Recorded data
## Start

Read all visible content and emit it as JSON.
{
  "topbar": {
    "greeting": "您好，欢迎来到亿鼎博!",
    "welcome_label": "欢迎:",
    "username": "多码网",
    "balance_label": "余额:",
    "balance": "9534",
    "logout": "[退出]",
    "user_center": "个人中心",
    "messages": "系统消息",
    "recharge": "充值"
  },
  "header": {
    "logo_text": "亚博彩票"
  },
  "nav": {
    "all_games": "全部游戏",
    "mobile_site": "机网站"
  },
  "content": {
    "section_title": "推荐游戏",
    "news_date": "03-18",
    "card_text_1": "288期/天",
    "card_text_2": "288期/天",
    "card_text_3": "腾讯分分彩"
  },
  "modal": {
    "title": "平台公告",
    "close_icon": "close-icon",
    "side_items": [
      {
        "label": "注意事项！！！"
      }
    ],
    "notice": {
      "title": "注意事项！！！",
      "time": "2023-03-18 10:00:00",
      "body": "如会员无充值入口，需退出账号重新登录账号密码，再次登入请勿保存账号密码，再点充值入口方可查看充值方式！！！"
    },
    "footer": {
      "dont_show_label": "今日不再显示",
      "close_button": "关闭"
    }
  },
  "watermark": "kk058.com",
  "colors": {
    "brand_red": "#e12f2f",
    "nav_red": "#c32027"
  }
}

## End

> _Your task_:
Copy out the full set of records precisely, leaving nothing out.

> _Complete response_:
Read all visible content and emit it as JSON.
{
  "topbar": {
    "greeting": "您好，欢迎来到亿鼎博!",
    "welcome_label": "欢迎:",
    "username": "多码网",
    "balance_label": "余额:",
    "balance": "9534",
    "logout": "[退出]",
    "user_center": "个人中心",
    "messages": "系统消息",
    "recharge": "充值"
  },
  "header": {
    "logo_text": "亚博彩票"
  },
  "nav": {
    "all_games": "全部游戏",
    "mobile_site": "机网站"
  },
  "content": {
    "section_title": "推荐游戏",
    "news_date": "03-18",
    "card_text_1": "288期/天",
    "card_text_2": "288期/天",
    "card_text_3": "腾讯分分彩"
  },
  "modal": {
    "title": "平台公告",
    "close_icon": "close-icon",
    "side_items": [
      {
        "label": "注意事项！！！"
      }
    ],
    "notice": {
      "title": "注意事项！！！",
      "time": "2023-03-18 10:00:00",
      "body": "如会员无充值入口，需退出账号重新登录账号密码，再次登入请勿保存账号密码，再点充值入口方可查看充值方式！！！"
    },
    "footer": {
      "dont_show_label": "今日不再显示",
      "close_button": "关闭"
    }
  },
  "watermark": "kk058.com",
  "colors": {
    "brand_red": "#e12f2f",
    "nav_red": "#c32027"
  }
}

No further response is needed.